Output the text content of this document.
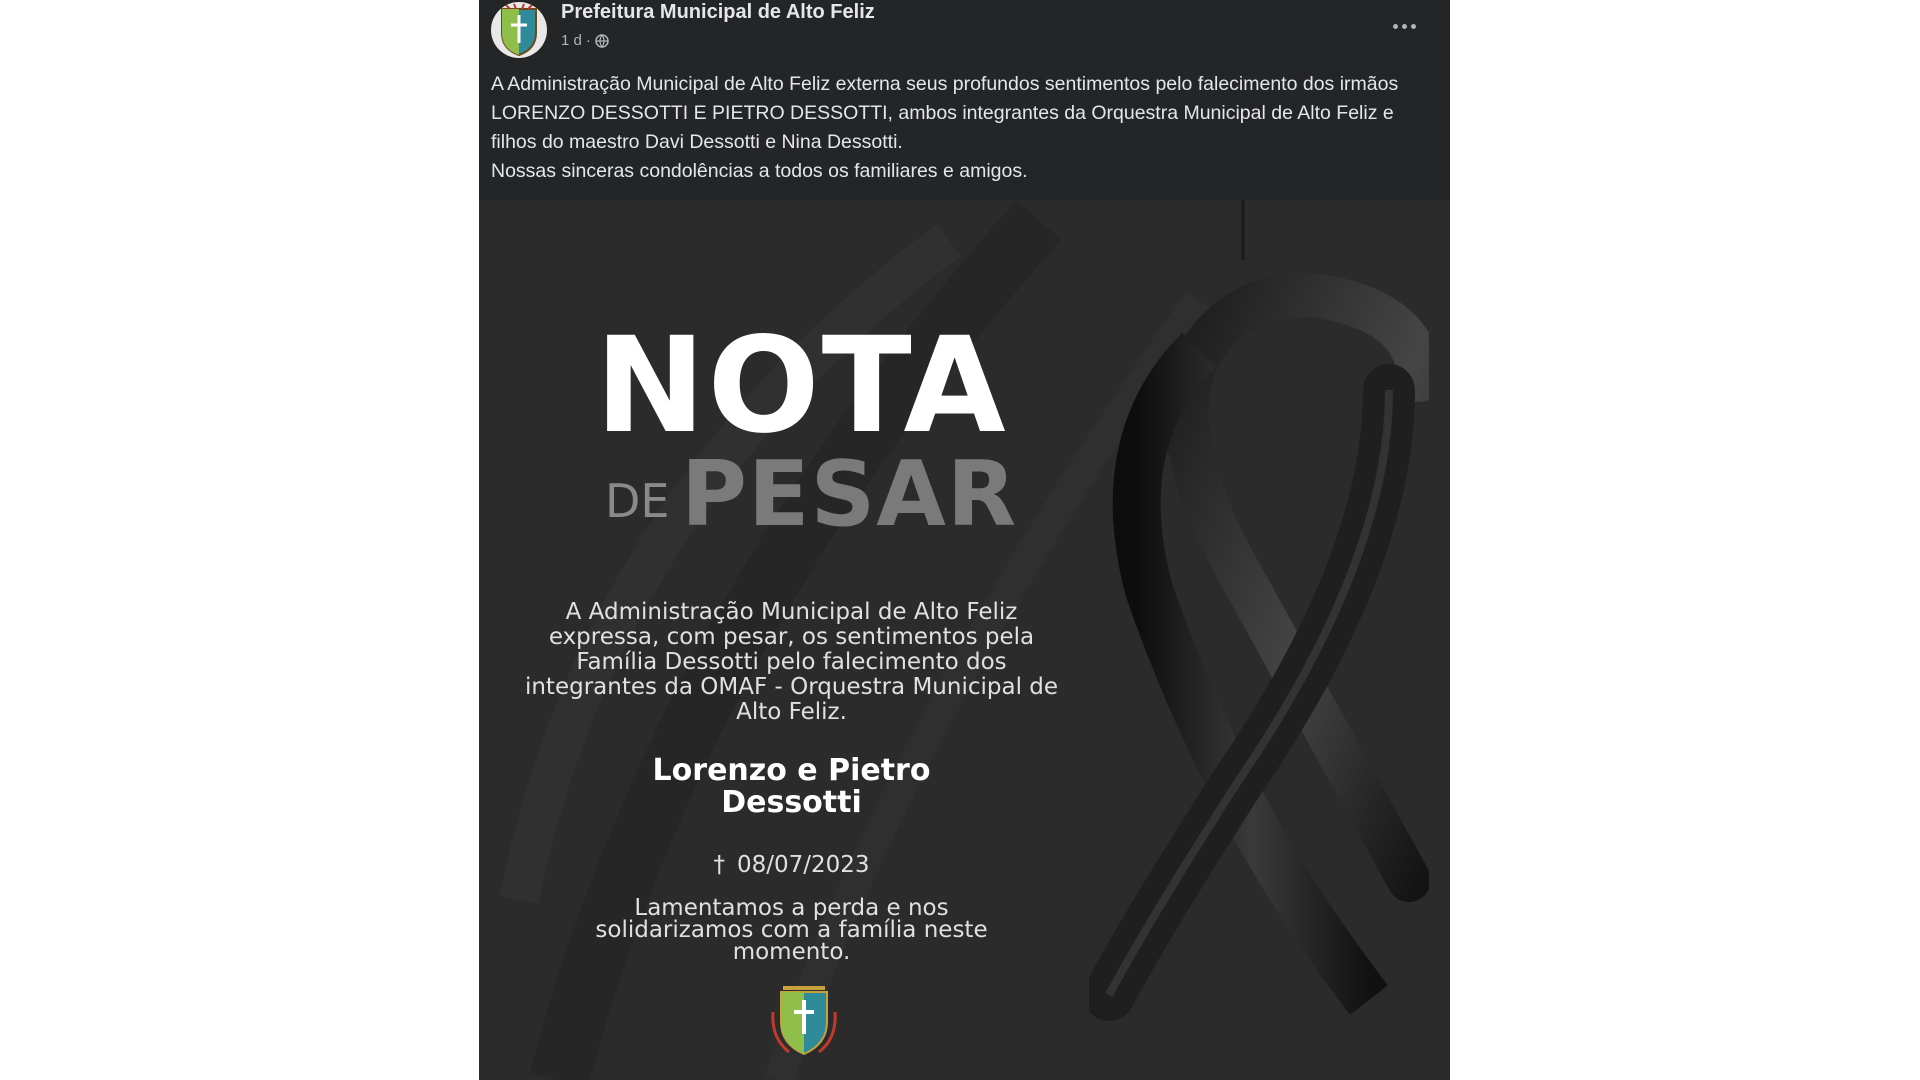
Prefeitura Municipal de Alto Feliz
1 d ·

A Administração Municipal de Alto Feliz externa seus profundos sentimentos pelo falecimento dos irmãos LORENZO DESSOTTI E PIETRO DESSOTTI, ambos integrantes da Orquestra Municipal de Alto Feliz e filhos do maestro Davi Dessotti e Nina Dessotti.

Nossas sinceras condolências a todos os familiares e amigos.

NOTA
DE PESAR
A Administração Municipal de Alto Feliz expressa, com pesar, os sentimentos pela Família Dessotti pelo falecimento dos integrantes da OMAF - Orquestra Municipal de Alto Feliz.
Lorenzo e Pietro Dessotti
† 08/07/2023
Lamentamos a perda e nos solidarizamos com a família neste momento.
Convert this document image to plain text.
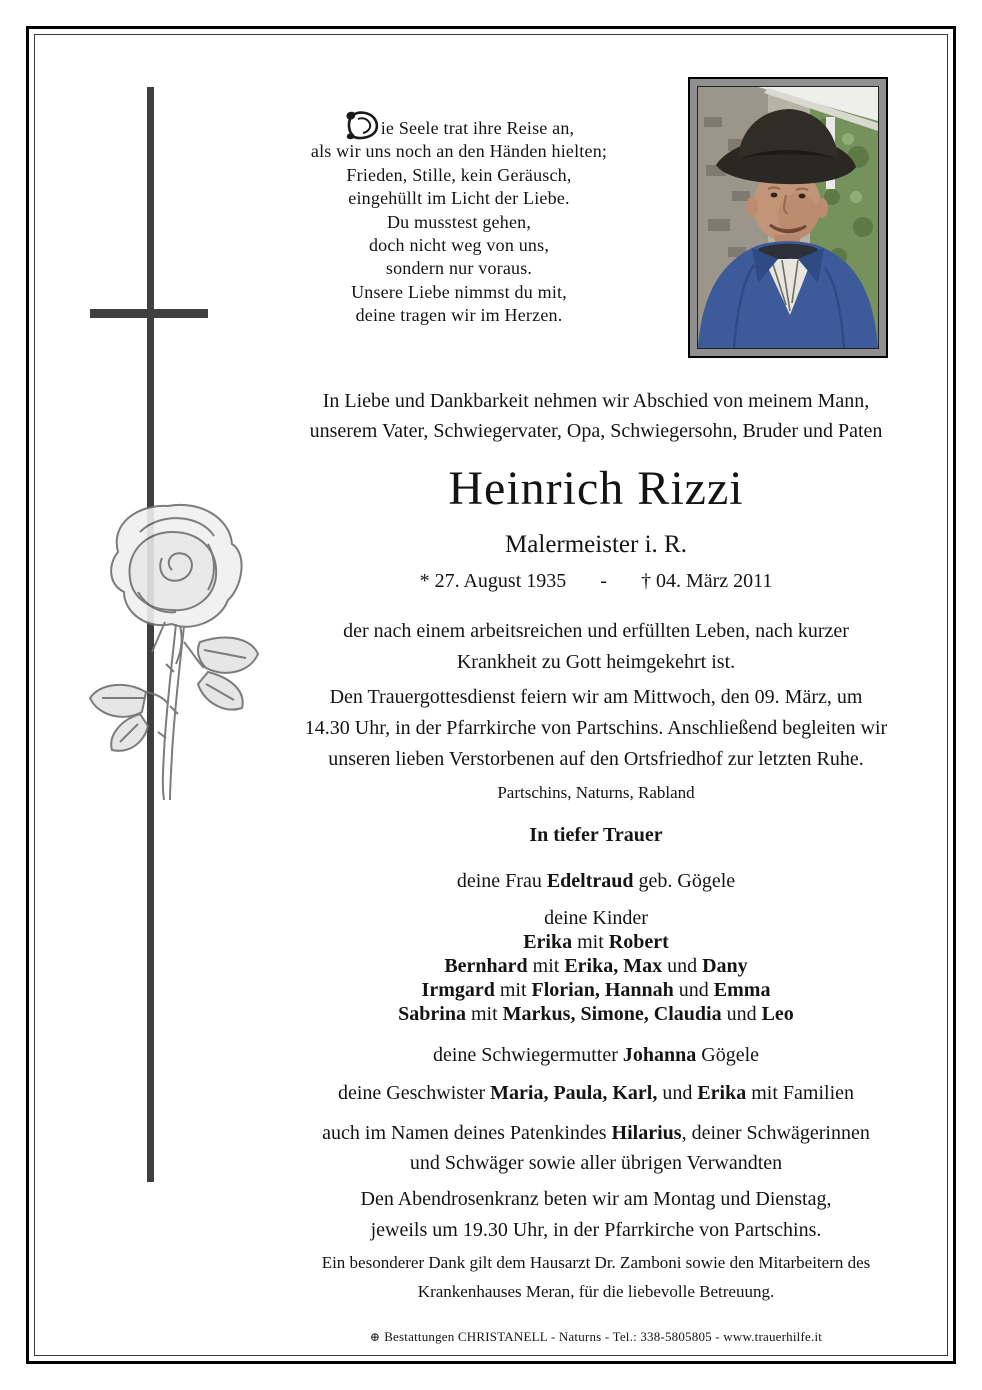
ie Seele trat ihre Reise an,
als wir uns noch an den Händen hielten;
Frieden, Stille, kein Geräusch,
eingehüllt im Licht der Liebe.
Du musstest gehen,
doch nicht weg von uns,
sondern nur voraus.
Unsere Liebe nimmst du mit,
deine tragen wir im Herzen.
In Liebe und Dankbarkeit nehmen wir Abschied von meinem Mann,
unserem Vater, Schwiegervater, Opa, Schwiegersohn, Bruder und Paten
Heinrich Rizzi
Malermeister i. R.
* 27. August 1935 - † 04. März 2011
der nach einem arbeitsreichen und erfüllten Leben, nach kurzer
Krankheit zu Gott heimgekehrt ist.
Den Trauergottesdienst feiern wir am Mittwoch, den 09. März, um
14.30 Uhr, in der Pfarrkirche von Partschins. Anschließend begleiten wir
unseren lieben Verstorbenen auf den Ortsfriedhof zur letzten Ruhe.
Partschins, Naturns, Rabland
In tiefer Trauer
deine Frau Edeltraud geb. Gögele
deine Kinder
Erika mit Robert
Bernhard mit Erika, Max und Dany
Irmgard mit Florian, Hannah und Emma
Sabrina mit Markus, Simone, Claudia und Leo
deine Schwiegermutter Johanna Gögele
deine Geschwister Maria, Paula, Karl, und Erika mit Familien
auch im Namen deines Patenkindes Hilarius, deiner Schwägerinnen
und Schwäger sowie aller übrigen Verwandten
Den Abendrosenkranz beten wir am Montag und Dienstag,
jeweils um 19.30 Uhr, in der Pfarrkirche von Partschins.
Ein besonderer Dank gilt dem Hausarzt Dr. Zamboni sowie den Mitarbeitern des
Krankenhauses Meran, für die liebevolle Betreuung.
⊕ Bestattungen CHRISTANELL - Naturns - Tel.: 338-5805805 - www.trauerhilfe.it
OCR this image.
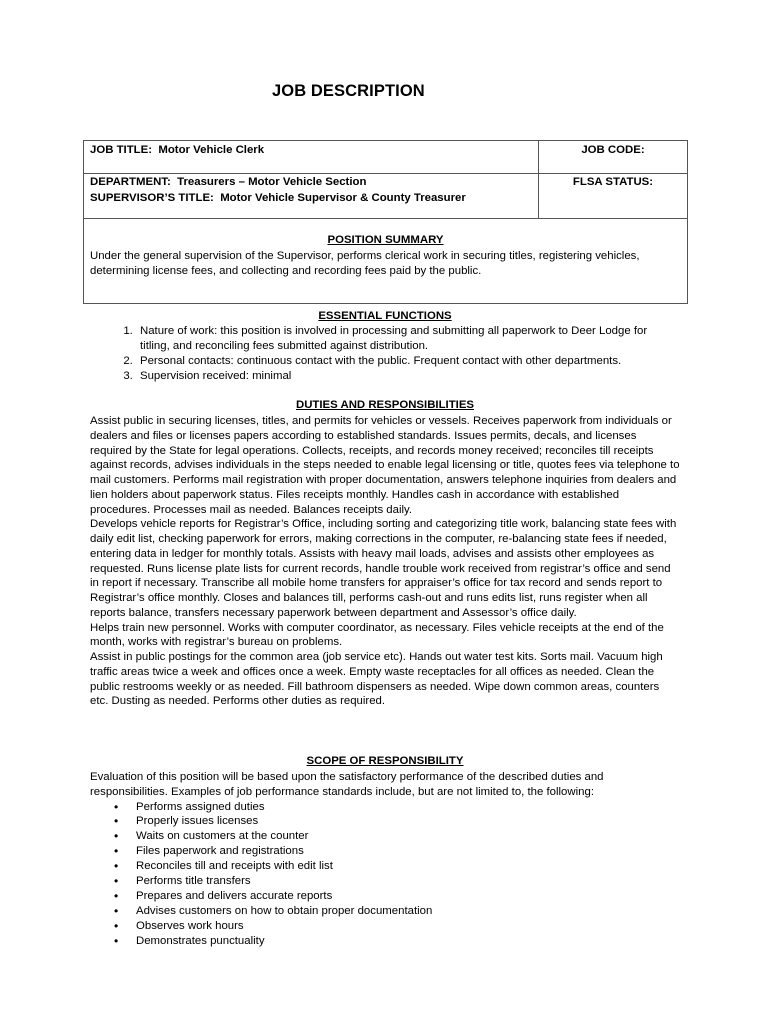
JOB DESCRIPTION
JOB TITLE: Motor Vehicle Clerk	JOB CODE:

DEPARTMENT: Treasurers – Motor Vehicle Section
SUPERVISOR’S TITLE: Motor Vehicle Supervisor & County Treasurer	FLSA STATUS:

POSITION SUMMARY
Under the general supervision of the Supervisor, performs clerical work in securing titles, registering vehicles, determining license fees, and collecting and recording fees paid by the public.	
ESSENTIAL FUNCTIONS
1. Nature of work: this position is involved in processing and submitting all paperwork to Deer Lodge for titling, and reconciling fees submitted against distribution.
2. Personal contacts: continuous contact with the public. Frequent contact with other departments.
3. Supervision received: minimal
DUTIES AND RESPONSIBILITIES

Assist public in securing licenses, titles, and permits for vehicles or vessels. Receives paperwork from individuals or dealers and files or licenses papers according to established standards. Issues permits, decals, and licenses required by the State for legal operations. Collects, receipts, and records money received; reconciles till receipts against records, advises individuals in the steps needed to enable legal licensing or title, quotes fees via telephone to mail customers. Performs mail registration with proper documentation, answers telephone inquiries from dealers and lien holders about paperwork status. Files receipts monthly. Handles cash in accordance with established procedures. Processes mail as needed. Balances receipts daily.

Develops vehicle reports for Registrar’s Office, including sorting and categorizing title work, balancing state fees with daily edit list, checking paperwork for errors, making corrections in the computer, re-balancing state fees if needed, entering data in ledger for monthly totals. Assists with heavy mail loads, advises and assists other employees as requested. Runs license plate lists for current records, handle trouble work received from registrar’s office and send in report if necessary. Transcribe all mobile home transfers for appraiser’s office for tax record and sends report to Registrar’s office monthly. Closes and balances till, performs cash-out and runs edits list, runs register when all reports balance, transfers necessary paperwork between department and Assessor’s office daily.

Helps train new personnel. Works with computer coordinator, as necessary. Files vehicle receipts at the end of the month, works with registrar’s bureau on problems.

Assist in public postings for the common area (job service etc). Hands out water test kits. Sorts mail. Vacuum high traffic areas twice a week and offices once a week. Empty waste receptacles for all offices as needed. Clean the public restrooms weekly or as needed. Fill bathroom dispensers as needed. Wipe down common areas, counters etc. Dusting as needed. Performs other duties as required.

SCOPE OF RESPONSIBILITY
Evaluation of this position will be based upon the satisfactory performance of the described duties and responsibilities. Examples of job performance standards include, but are not limited to, the following:
• Performs assigned duties
• Properly issues licenses
• Waits on customers at the counter
• Files paperwork and registrations
• Reconciles till and receipts with edit list
• Performs title transfers
• Prepares and delivers accurate reports
• Advises customers on how to obtain proper documentation
• Observes work hours
• Demonstrates punctuality
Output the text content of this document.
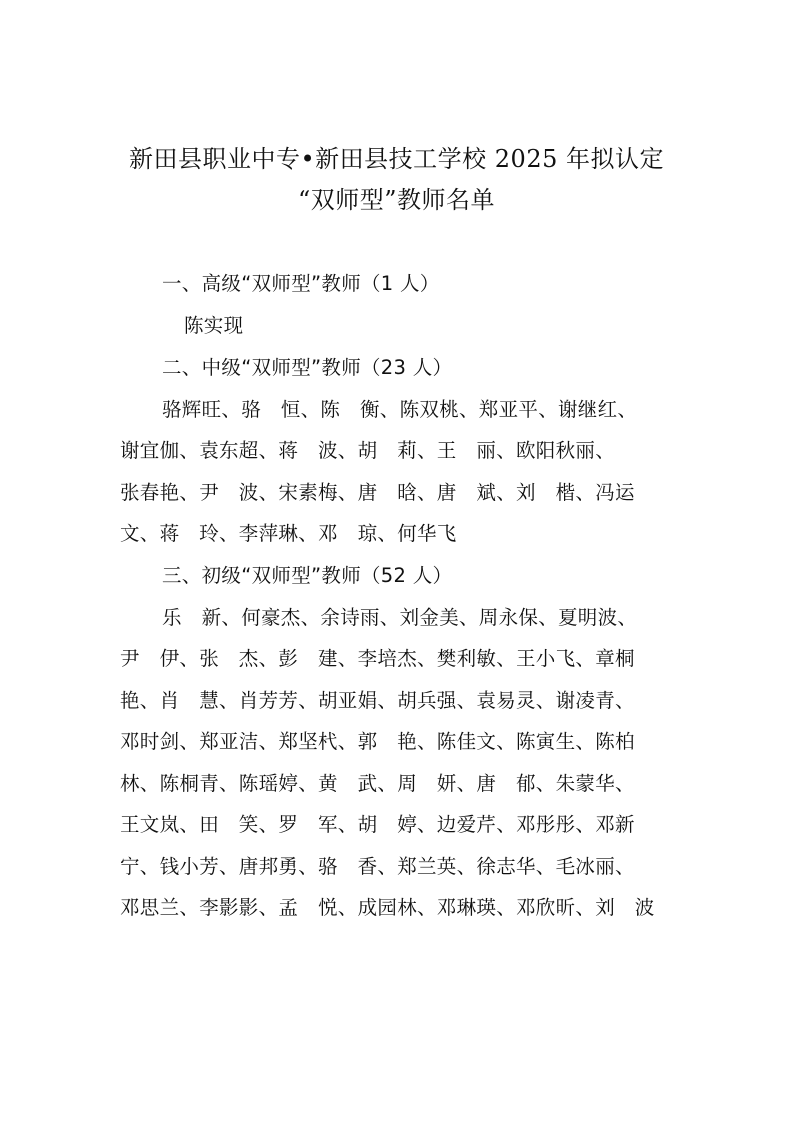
新田县职业中专•新田县技工学校 2025 年拟认定
“双师型”教师名单
一、高级“双师型”教师（1 人）
陈实现
二、中级“双师型”教师（23 人）
骆辉旺、骆　恒、陈　衡、陈双桃、郑亚平、谢继红、
谢宜伽、袁东超、蒋　波、胡　莉、王　丽、欧阳秋丽、
张春艳、尹　波、宋素梅、唐　晗、唐　斌、刘　楷、冯运
文、蒋　玲、李萍琳、邓　琼、何华飞
三、初级“双师型”教师（52 人）
乐　新、何豪杰、余诗雨、刘金美、周永保、夏明波、
尹　伊、张　杰、彭　建、李培杰、樊利敏、王小飞、章桐
艳、肖　慧、肖芳芳、胡亚娟、胡兵强、袁易灵、谢凌青、
邓时剑、郑亚洁、郑坚杙、郭　艳、陈佳文、陈寅生、陈柏
林、陈桐青、陈瑶婷、黄　武、周　妍、唐　郁、朱蒙华、
王文岚、田　笑、罗　军、胡　婷、边爱芹、邓彤彤、邓新
宁、钱小芳、唐邦勇、骆　香、郑兰英、徐志华、毛冰丽、
邓思兰、李影影、孟　悦、成园林、邓琳瑛、邓欣昕、刘　波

_____

Instruction:
Images in the records should not be copied. Repeat all the rest exactly.

Solved problem:
Output the text content of this document.
Prefeitura Municipal de Alto Feliz
1 d ·

A Administração Municipal de Alto Feliz externa seus profundos sentimentos pelo falecimento dos irmãos LORENZO DESSOTTI E PIETRO DESSOTTI, ambos integrantes da Orquestra Municipal de Alto Feliz e filhos do maestro Davi Dessotti e Nina Dessotti.

Nossas sinceras condolências a todos os familiares e amigos.

NOTA
DE PESAR
A Administração Municipal de Alto Feliz expressa, com pesar, os sentimentos pela Família Dessotti pelo falecimento dos integrantes da OMAF - Orquestra Municipal de Alto Feliz.
Lorenzo e Pietro Dessotti
† 08/07/2023
Lamentamos a perda e nos solidarizamos com a família neste momento.
Convert this document image to plain text.
ie Seele trat ihre Reise an,
als wir uns noch an den Händen hielten;
Frieden, Stille, kein Geräusch,
eingehüllt im Licht der Liebe.
Du musstest gehen,
doch nicht weg von uns,
sondern nur voraus.
Unsere Liebe nimmst du mit,
deine tragen wir im Herzen.
In Liebe und Dankbarkeit nehmen wir Abschied von meinem Mann,
unserem Vater, Schwiegervater, Opa, Schwiegersohn, Bruder und Paten
Heinrich Rizzi
Malermeister i. R.
* 27. August 1935 - † 04. März 2011
der nach einem arbeitsreichen und erfüllten Leben, nach kurzer
Krankheit zu Gott heimgekehrt ist.
Den Trauergottesdienst feiern wir am Mittwoch, den 09. März, um
14.30 Uhr, in der Pfarrkirche von Partschins. Anschließend begleiten wir
unseren lieben Verstorbenen auf den Ortsfriedhof zur letzten Ruhe.
Partschins, Naturns, Rabland
In tiefer Trauer
deine Frau Edeltraud geb. Gögele
deine Kinder
Erika mit Robert
Bernhard mit Erika, Max und Dany
Irmgard mit Florian, Hannah und Emma
Sabrina mit Markus, Simone, Claudia und Leo
deine Schwiegermutter Johanna Gögele
deine Geschwister Maria, Paula, Karl, und Erika mit Familien
auch im Namen deines Patenkindes Hilarius, deiner Schwägerinnen
und Schwäger sowie aller übrigen Verwandten
Den Abendrosenkranz beten wir am Montag und Dienstag,
jeweils um 19.30 Uhr, in der Pfarrkirche von Partschins.
Ein besonderer Dank gilt dem Hausarzt Dr. Zamboni sowie den Mitarbeitern des
Krankenhauses Meran, für die liebevolle Betreuung.
⊕ Bestattungen CHRISTANELL - Naturns - Tel.: 338-5805805 - www.trauerhilfe.it
OCR this image.
JOB DESCRIPTION
JOB TITLE: Motor Vehicle Clerk	JOB CODE:

DEPARTMENT: Treasurers – Motor Vehicle Section
SUPERVISOR’S TITLE: Motor Vehicle Supervisor & County Treasurer	FLSA STATUS:

POSITION SUMMARY
Under the general supervision of the Supervisor, performs clerical work in securing titles, registering vehicles, determining license fees, and collecting and recording fees paid by the public.	
ESSENTIAL FUNCTIONS
1. Nature of work: this position is involved in processing and submitting all paperwork to Deer Lodge for titling, and reconciling fees submitted against distribution.
2. Personal contacts: continuous contact with the public. Frequent contact with other departments.
3. Supervision received: minimal
DUTIES AND RESPONSIBILITIES

Assist public in securing licenses, titles, and permits for vehicles or vessels. Receives paperwork from individuals or dealers and files or licenses papers according to established standards. Issues permits, decals, and licenses required by the State for legal operations. Collects, receipts, and records money received; reconciles till receipts against records, advises individuals in the steps needed to enable legal licensing or title, quotes fees via telephone to mail customers. Performs mail registration with proper documentation, answers telephone inquiries from dealers and lien holders about paperwork status. Files receipts monthly. Handles cash in accordance with established procedures. Processes mail as needed. Balances receipts daily.

Develops vehicle reports for Registrar’s Office, including sorting and categorizing title work, balancing state fees with daily edit list, checking paperwork for errors, making corrections in the computer, re-balancing state fees if needed, entering data in ledger for monthly totals. Assists with heavy mail loads, advises and assists other employees as requested. Runs license plate lists for current records, handle trouble work received from registrar’s office and send in report if necessary. Transcribe all mobile home transfers for appraiser’s office for tax record and sends report to Registrar’s office monthly. Closes and balances till, performs cash-out and runs edits list, runs register when all reports balance, transfers necessary paperwork between department and Assessor’s office daily.

Helps train new personnel. Works with computer coordinator, as necessary. Files vehicle receipts at the end of the month, works with registrar’s bureau on problems.

Assist in public postings for the common area (job service etc). Hands out water test kits. Sorts mail. Vacuum high traffic areas twice a week and offices once a week. Empty waste receptacles for all offices as needed. Clean the public restrooms weekly or as needed. Fill bathroom dispensers as needed. Wipe down common areas, counters etc. Dusting as needed. Performs other duties as required.

SCOPE OF RESPONSIBILITY
Evaluation of this position will be based upon the satisfactory performance of the described duties and responsibilities. Examples of job performance standards include, but are not limited to, the following:
• Performs assigned duties
• Properly issues licenses
• Waits on customers at the counter
• Files paperwork and registrations
• Reconciles till and receipts with edit list
• Performs title transfers
• Prepares and delivers accurate reports
• Advises customers on how to obtain proper documentation
• Observes work hours
• Demonstrates punctuality
Output the text content of this document.
新田县职业中专•新田县技工学校 2025 年拟认定
“双师型”教师名单
一、高级“双师型”教师（1 人）
陈实现
二、中级“双师型”教师（23 人）
骆辉旺、骆　恒、陈　衡、陈双桃、郑亚平、谢继红、
谢宜伽、袁东超、蒋　波、胡　莉、王　丽、欧阳秋丽、
张春艳、尹　波、宋素梅、唐　晗、唐　斌、刘　楷、冯运
文、蒋　玲、李萍琳、邓　琼、何华飞
三、初级“双师型”教师（52 人）
乐　新、何豪杰、余诗雨、刘金美、周永保、夏明波、
尹　伊、张　杰、彭　建、李培杰、樊利敏、王小飞、章桐
艳、肖　慧、肖芳芳、胡亚娟、胡兵强、袁易灵、谢凌青、
邓时剑、郑亚洁、郑坚杙、郭　艳、陈佳文、陈寅生、陈柏
林、陈桐青、陈瑶婷、黄　武、周　妍、唐　郁、朱蒙华、
王文岚、田　笑、罗　军、胡　婷、边爱芹、邓彤彤、邓新
宁、钱小芳、唐邦勇、骆　香、郑兰英、徐志华、毛冰丽、
邓思兰、李影影、孟　悦、成园林、邓琳瑛、邓欣昕、刘　波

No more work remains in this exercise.